* WHAT IS REQUIRED
Repeat the material exactly, every line of it.

=== SUPPLIED MATERIAL ===

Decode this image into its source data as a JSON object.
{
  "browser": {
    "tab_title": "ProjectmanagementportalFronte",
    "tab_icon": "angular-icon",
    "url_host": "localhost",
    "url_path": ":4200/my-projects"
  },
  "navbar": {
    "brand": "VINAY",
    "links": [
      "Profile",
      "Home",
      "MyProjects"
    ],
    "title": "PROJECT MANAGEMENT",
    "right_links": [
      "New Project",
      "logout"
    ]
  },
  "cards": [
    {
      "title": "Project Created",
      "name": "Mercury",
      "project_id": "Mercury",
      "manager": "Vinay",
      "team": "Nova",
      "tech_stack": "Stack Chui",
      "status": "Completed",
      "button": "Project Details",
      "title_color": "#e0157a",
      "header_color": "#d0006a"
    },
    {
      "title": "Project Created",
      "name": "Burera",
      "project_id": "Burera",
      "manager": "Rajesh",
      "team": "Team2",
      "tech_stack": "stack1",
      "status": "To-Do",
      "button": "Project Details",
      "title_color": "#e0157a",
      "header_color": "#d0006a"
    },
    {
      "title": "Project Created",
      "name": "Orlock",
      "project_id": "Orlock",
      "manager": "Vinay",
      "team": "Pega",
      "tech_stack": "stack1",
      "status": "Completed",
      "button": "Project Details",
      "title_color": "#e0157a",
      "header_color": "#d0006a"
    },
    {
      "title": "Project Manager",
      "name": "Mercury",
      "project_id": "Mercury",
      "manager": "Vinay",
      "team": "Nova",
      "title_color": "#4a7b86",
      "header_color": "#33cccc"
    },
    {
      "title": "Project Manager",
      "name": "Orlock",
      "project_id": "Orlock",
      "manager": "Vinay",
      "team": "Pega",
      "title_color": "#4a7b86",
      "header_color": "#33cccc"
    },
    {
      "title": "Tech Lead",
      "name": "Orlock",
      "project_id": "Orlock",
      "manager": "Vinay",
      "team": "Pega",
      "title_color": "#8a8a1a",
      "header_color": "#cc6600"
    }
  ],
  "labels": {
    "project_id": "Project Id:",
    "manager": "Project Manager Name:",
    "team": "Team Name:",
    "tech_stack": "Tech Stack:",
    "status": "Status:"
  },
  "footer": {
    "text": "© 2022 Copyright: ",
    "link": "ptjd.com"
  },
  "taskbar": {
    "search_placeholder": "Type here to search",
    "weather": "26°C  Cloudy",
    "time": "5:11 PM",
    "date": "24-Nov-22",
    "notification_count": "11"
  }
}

===

* REPLY
Decode this image into its source data as a JSON object.
{
  "browser": {
    "tab_title": "ProjectmanagementportalFronte",
    "tab_icon": "angular-icon",
    "url_host": "localhost",
    "url_path": ":4200/my-projects"
  },
  "navbar": {
    "brand": "VINAY",
    "links": [
      "Profile",
      "Home",
      "MyProjects"
    ],
    "title": "PROJECT MANAGEMENT",
    "right_links": [
      "New Project",
      "logout"
    ]
  },
  "cards": [
    {
      "title": "Project Created",
      "name": "Mercury",
      "project_id": "Mercury",
      "manager": "Vinay",
      "team": "Nova",
      "tech_stack": "Stack Chui",
      "status": "Completed",
      "button": "Project Details",
      "title_color": "#e0157a",
      "header_color": "#d0006a"
    },
    {
      "title": "Project Created",
      "name": "Burera",
      "project_id": "Burera",
      "manager": "Rajesh",
      "team": "Team2",
      "tech_stack": "stack1",
      "status": "To-Do",
      "button": "Project Details",
      "title_color": "#e0157a",
      "header_color": "#d0006a"
    },
    {
      "title": "Project Created",
      "name": "Orlock",
      "project_id": "Orlock",
      "manager": "Vinay",
      "team": "Pega",
      "tech_stack": "stack1",
      "status": "Completed",
      "button": "Project Details",
      "title_color": "#e0157a",
      "header_color": "#d0006a"
    },
    {
      "title": "Project Manager",
      "name": "Mercury",
      "project_id": "Mercury",
      "manager": "Vinay",
      "team": "Nova",
      "title_color": "#4a7b86",
      "header_color": "#33cccc"
    },
    {
      "title": "Project Manager",
      "name": "Orlock",
      "project_id": "Orlock",
      "manager": "Vinay",
      "team": "Pega",
      "title_color": "#4a7b86",
      "header_color": "#33cccc"
    },
    {
      "title": "Tech Lead",
      "name": "Orlock",
      "project_id": "Orlock",
      "manager": "Vinay",
      "team": "Pega",
      "title_color": "#8a8a1a",
      "header_color": "#cc6600"
    }
  ],
  "labels": {
    "project_id": "Project Id:",
    "manager": "Project Manager Name:",
    "team": "Team Name:",
    "tech_stack": "Tech Stack:",
    "status": "Status:"
  },
  "footer": {
    "text": "© 2022 Copyright: ",
    "link": "ptjd.com"
  },
  "taskbar": {
    "search_placeholder": "Type here to search",
    "weather": "26°C  Cloudy",
    "time": "5:11 PM",
    "date": "24-Nov-22",
    "notification_count": "11"
  }
}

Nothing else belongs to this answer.